## EXERCISE MATERIAL
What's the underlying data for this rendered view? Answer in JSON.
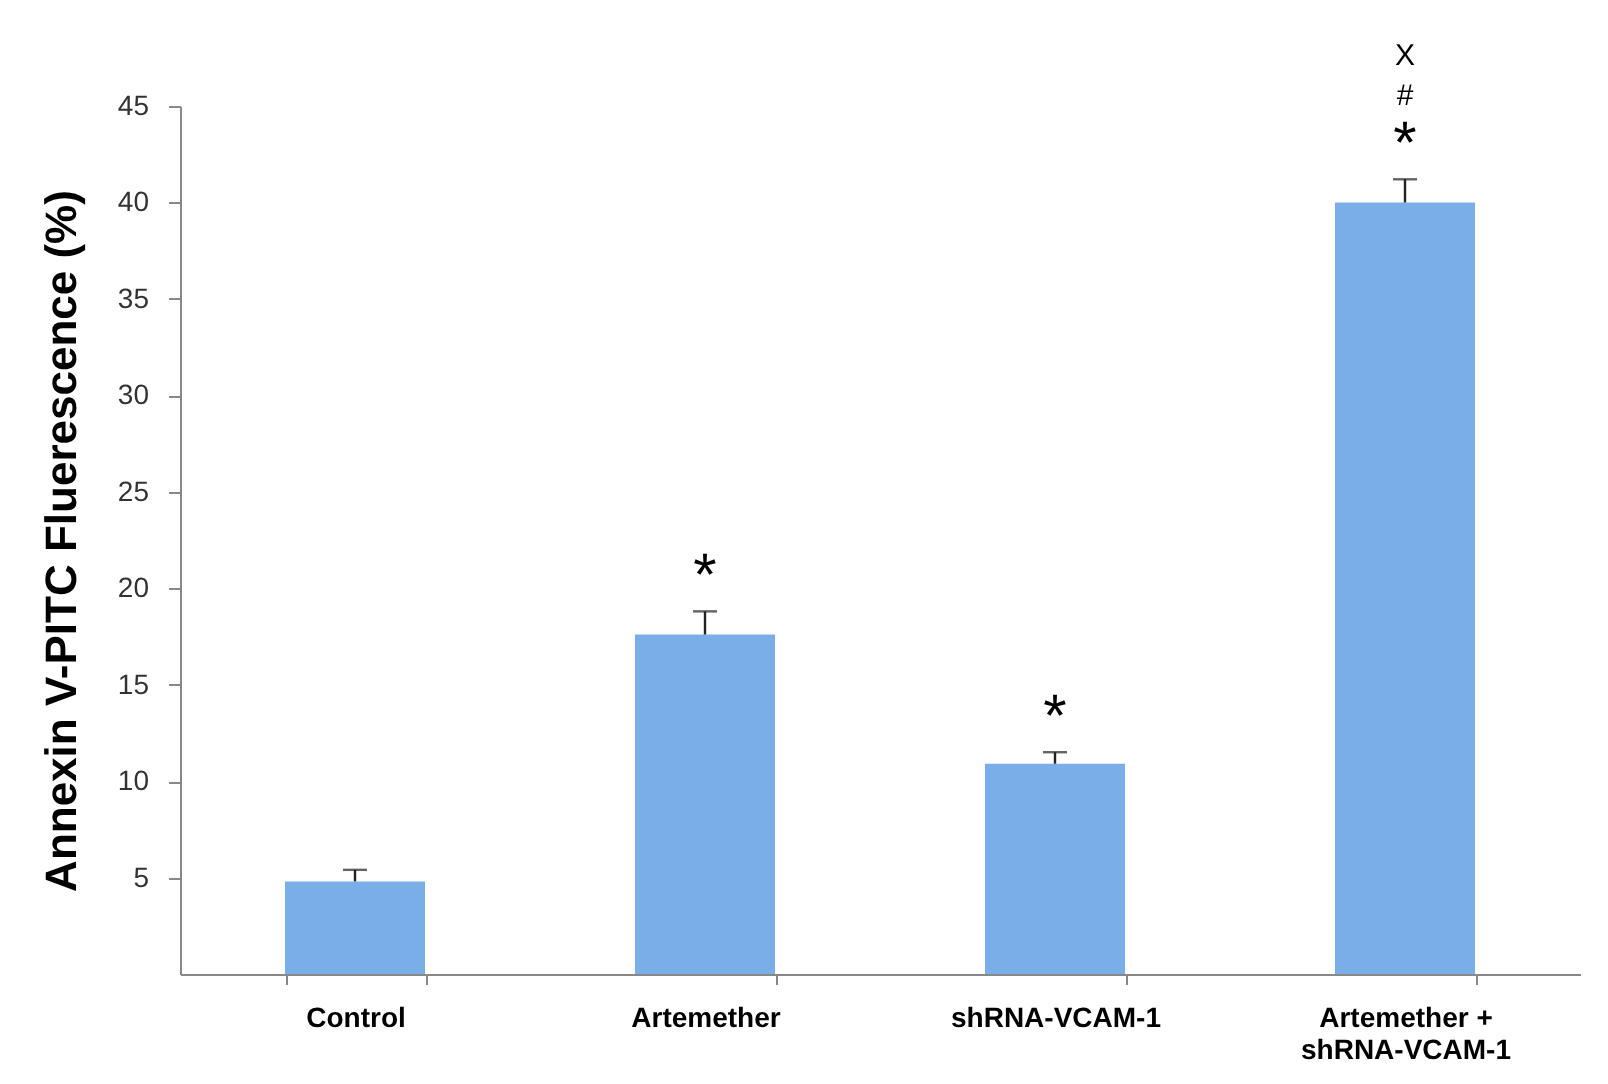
{
  "chart_data": {
    "type": "bar",
    "ylabel": "Annexin V-PITC Fluerescence (%)",
    "categories": [
      "Control",
      "Artemether",
      "shRNA-VCAM-1",
      "Artemether +\nshRNA-VCAM-1"
    ],
    "values": [
      4.8,
      17.6,
      10.9,
      40.0
    ],
    "errors": [
      0.6,
      1.2,
      0.6,
      1.2
    ],
    "color": "#7aaee8",
    "ylim": [
      0,
      45
    ],
    "yticks": [
      5,
      10,
      15,
      20,
      25,
      30,
      35,
      40,
      45
    ],
    "grid": false,
    "annotations": [
      {
        "text": "*",
        "x": "Artemether",
        "y": 17.6
      },
      {
        "text": "*",
        "x": "shRNA-VCAM-1",
        "y": 10.9
      },
      {
        "text": "*",
        "x": "Artemether +\nshRNA-VCAM-1",
        "y": 40.0
      },
      {
        "text": "#",
        "x": "Artemether +\nshRNA-VCAM-1",
        "y": 40.0
      },
      "X"
    ]
  }
}
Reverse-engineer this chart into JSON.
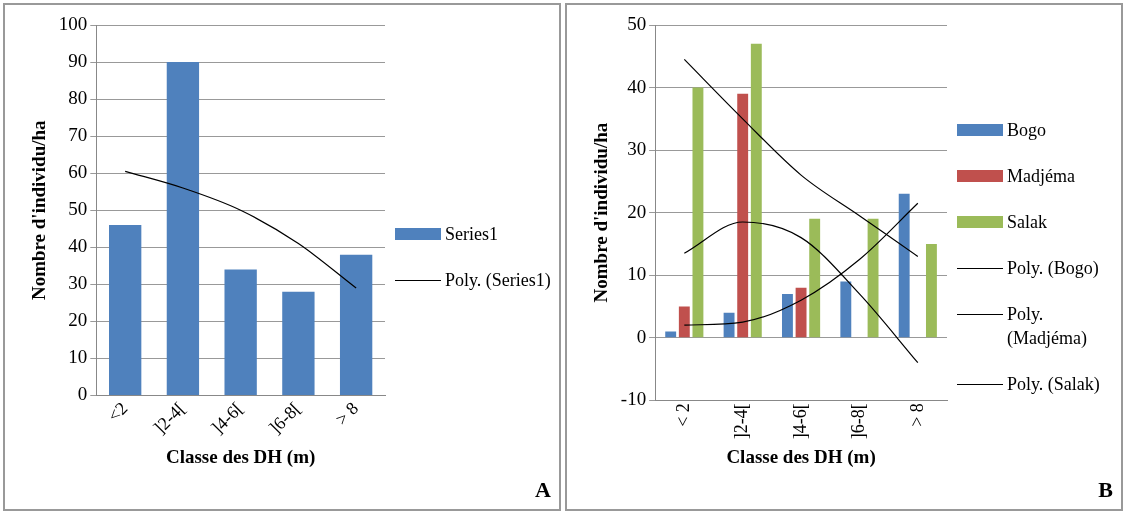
{
  "chart_data": [
    {
      "type": "bar",
      "xlabel": "Classe des DH (m)",
      "ylabel": "Nombre d'individu/ha",
      "categories": [
        "<2",
        "]2-4[",
        "]4-6[",
        "]6-8[",
        "> 8"
      ],
      "ylim": [
        0,
        100
      ],
      "yticks": [
        0,
        10,
        20,
        30,
        40,
        50,
        60,
        70,
        80,
        90,
        100
      ],
      "grid": "y",
      "legend": "right",
      "marker": "none",
      "annotations": [
        "A"
      ],
      "series": [
        {
          "name": "Series1",
          "color": "#4f81bd",
          "values": [
            46,
            90,
            34,
            28,
            38
          ]
        },
        {
          "name": "Poly. (Series1)",
          "type": "line",
          "color": "#000000",
          "values": [
            60.5,
            56,
            50,
            41,
            29
          ]
        }
      ]
    },
    {
      "type": "bar",
      "xlabel": "Classe des DH (m)",
      "ylabel": "Nombre d'individu/ha",
      "categories": [
        "< 2",
        "]2-4[",
        "]4-6[",
        "]6-8[",
        "> 8"
      ],
      "ylim": [
        -10,
        50
      ],
      "yticks": [
        -10,
        0,
        10,
        20,
        30,
        40,
        50
      ],
      "grid": "y",
      "legend": "right",
      "marker": "none",
      "annotations": [
        "B"
      ],
      "series": [
        {
          "name": "Bogo",
          "color": "#4f81bd",
          "values": [
            1,
            4,
            7,
            9,
            23
          ]
        },
        {
          "name": "Madjéma",
          "color": "#c0504d",
          "values": [
            5,
            39,
            8,
            0,
            0
          ]
        },
        {
          "name": "Salak",
          "color": "#9bbb59",
          "values": [
            40,
            47,
            19,
            19,
            15
          ]
        },
        {
          "name": "Poly. (Bogo)",
          "type": "line",
          "color": "#000000",
          "values": [
            2,
            2.5,
            6,
            12.5,
            21.5
          ]
        },
        {
          "name": "Poly. (Madjéma)",
          "type": "line",
          "color": "#000000",
          "values": [
            13.5,
            18.5,
            16,
            7,
            -4
          ]
        },
        {
          "name": "Poly. (Salak)",
          "type": "line",
          "color": "#000000",
          "values": [
            44.5,
            35,
            26,
            19.5,
            13
          ]
        }
      ]
    }
  ]
}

## WHAT IS BEING ASKED
Extract every line containing the string "name" from the data above.

## EXERCISE RESPONSE
          "name": "Series1",
          "name": "Poly. (Series1)",
          "name": "Bogo",
          "name": "Madjéma",
          "name": "Salak",
          "name": "Poly. (Bogo)",
          "name": "Poly. (Madjéma)",
          "name": "Poly. (Salak)",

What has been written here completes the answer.